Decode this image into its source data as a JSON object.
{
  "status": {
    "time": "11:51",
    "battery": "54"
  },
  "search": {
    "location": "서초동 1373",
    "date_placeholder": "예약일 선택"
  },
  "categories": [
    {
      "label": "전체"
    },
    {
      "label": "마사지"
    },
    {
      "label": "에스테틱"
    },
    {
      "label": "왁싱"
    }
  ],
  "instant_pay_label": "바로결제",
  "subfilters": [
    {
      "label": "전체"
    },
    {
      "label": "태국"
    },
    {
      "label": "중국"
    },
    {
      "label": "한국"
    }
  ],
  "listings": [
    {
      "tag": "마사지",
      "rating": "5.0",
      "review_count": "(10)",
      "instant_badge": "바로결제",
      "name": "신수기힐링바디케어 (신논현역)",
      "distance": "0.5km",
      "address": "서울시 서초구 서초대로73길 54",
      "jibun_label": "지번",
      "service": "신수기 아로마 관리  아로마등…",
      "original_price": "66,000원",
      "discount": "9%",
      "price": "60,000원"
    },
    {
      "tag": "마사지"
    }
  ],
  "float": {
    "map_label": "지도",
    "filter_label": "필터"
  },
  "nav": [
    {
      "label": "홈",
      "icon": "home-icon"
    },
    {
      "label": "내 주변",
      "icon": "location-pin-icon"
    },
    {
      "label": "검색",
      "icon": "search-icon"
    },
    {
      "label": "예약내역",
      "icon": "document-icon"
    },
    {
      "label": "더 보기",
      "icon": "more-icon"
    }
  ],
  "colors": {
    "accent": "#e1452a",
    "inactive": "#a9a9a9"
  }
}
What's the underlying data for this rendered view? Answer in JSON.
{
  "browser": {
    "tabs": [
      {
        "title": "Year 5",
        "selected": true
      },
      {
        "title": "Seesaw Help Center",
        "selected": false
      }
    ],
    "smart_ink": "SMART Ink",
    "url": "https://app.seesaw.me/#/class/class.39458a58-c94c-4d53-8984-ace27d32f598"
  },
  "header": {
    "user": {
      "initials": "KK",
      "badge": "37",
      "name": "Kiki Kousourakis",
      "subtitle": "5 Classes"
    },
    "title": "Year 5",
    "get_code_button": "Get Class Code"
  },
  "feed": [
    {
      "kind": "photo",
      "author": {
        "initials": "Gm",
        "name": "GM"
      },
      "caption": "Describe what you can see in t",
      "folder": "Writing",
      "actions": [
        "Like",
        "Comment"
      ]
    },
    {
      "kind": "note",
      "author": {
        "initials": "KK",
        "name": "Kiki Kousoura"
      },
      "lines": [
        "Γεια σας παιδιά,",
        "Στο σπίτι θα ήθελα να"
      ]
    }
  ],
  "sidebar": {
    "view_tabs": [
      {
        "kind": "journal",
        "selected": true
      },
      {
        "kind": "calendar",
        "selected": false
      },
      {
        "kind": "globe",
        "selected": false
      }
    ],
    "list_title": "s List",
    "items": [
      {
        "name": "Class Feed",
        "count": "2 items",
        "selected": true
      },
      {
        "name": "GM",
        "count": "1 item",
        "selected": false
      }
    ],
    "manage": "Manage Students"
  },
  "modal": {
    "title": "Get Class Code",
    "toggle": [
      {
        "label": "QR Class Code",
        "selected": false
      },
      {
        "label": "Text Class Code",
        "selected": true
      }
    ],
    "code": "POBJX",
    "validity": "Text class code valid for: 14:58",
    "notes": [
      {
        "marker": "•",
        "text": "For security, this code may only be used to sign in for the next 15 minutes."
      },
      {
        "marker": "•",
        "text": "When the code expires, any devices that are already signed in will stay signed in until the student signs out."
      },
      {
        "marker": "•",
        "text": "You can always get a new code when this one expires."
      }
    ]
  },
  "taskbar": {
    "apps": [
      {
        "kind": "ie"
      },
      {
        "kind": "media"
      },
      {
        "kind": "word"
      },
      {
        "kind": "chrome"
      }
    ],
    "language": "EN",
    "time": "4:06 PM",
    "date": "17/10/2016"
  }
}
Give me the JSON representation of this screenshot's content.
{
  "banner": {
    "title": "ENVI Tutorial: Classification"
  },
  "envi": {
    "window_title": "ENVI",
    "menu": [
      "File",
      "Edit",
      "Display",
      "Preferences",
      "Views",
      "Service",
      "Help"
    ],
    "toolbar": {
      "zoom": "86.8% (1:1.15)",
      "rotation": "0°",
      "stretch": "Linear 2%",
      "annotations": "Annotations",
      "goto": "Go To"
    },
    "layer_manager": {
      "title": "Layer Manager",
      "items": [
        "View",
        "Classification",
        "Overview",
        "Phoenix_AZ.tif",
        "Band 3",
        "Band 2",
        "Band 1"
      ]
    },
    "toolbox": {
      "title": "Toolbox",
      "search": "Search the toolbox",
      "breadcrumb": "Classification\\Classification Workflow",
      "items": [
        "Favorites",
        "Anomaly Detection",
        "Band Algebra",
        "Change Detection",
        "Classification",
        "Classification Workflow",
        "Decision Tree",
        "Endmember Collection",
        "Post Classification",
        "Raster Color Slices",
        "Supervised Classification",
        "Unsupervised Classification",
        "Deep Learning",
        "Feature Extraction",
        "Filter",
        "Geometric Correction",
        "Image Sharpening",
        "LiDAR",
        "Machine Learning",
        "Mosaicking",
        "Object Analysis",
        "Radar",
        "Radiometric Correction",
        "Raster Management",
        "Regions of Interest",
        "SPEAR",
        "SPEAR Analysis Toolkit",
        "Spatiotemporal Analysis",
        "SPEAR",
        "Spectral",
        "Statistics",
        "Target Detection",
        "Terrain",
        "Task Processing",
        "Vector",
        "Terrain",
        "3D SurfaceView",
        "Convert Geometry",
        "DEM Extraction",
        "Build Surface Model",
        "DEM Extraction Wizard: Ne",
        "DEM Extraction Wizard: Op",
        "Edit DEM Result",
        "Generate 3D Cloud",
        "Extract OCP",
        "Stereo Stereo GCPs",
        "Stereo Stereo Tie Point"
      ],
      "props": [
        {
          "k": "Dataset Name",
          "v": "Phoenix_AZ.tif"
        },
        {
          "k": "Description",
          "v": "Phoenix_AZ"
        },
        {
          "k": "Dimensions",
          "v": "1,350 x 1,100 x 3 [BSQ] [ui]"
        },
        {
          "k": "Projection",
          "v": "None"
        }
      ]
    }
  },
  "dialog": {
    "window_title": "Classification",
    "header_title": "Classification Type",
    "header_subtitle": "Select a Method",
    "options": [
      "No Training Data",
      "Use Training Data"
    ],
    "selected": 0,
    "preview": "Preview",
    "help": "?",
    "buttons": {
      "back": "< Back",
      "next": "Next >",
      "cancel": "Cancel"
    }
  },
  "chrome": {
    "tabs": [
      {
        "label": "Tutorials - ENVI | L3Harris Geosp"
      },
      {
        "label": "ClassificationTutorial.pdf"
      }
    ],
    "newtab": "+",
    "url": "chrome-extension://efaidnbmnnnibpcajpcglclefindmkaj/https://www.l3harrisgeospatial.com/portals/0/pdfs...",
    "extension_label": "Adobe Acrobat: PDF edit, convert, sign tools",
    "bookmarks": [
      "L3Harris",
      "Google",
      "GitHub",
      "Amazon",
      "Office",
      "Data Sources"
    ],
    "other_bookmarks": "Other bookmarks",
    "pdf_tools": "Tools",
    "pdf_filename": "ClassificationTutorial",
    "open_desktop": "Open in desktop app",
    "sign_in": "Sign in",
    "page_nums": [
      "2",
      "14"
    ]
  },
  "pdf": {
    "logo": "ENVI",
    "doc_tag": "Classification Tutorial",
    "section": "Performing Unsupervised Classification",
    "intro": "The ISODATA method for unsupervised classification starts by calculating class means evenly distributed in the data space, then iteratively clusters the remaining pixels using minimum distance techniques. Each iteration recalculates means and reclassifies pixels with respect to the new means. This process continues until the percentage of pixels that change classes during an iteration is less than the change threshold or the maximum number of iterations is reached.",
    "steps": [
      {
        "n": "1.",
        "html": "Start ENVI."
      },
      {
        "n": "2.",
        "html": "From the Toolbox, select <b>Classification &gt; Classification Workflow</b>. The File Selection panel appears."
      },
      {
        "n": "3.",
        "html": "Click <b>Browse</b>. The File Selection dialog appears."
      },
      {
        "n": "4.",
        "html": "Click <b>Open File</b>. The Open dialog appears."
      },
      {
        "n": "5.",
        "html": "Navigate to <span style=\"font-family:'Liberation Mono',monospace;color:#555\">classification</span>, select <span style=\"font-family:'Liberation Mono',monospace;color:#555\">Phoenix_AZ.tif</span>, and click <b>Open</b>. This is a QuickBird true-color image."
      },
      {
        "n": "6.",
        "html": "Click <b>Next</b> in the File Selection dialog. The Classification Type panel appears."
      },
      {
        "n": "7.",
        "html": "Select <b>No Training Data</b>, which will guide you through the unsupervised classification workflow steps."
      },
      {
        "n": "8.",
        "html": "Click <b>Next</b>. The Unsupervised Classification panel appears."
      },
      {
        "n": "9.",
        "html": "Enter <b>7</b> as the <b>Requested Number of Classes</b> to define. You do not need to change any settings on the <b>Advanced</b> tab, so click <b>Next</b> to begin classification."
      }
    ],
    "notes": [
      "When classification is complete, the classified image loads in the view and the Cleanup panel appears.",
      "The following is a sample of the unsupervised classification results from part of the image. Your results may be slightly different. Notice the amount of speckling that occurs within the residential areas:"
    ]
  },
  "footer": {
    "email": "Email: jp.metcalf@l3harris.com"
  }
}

++++++++++++++++++++

In the listing, find each line with the string "Correction" and copy it.

        "Geometric Correction",
        "Radiometric Correction",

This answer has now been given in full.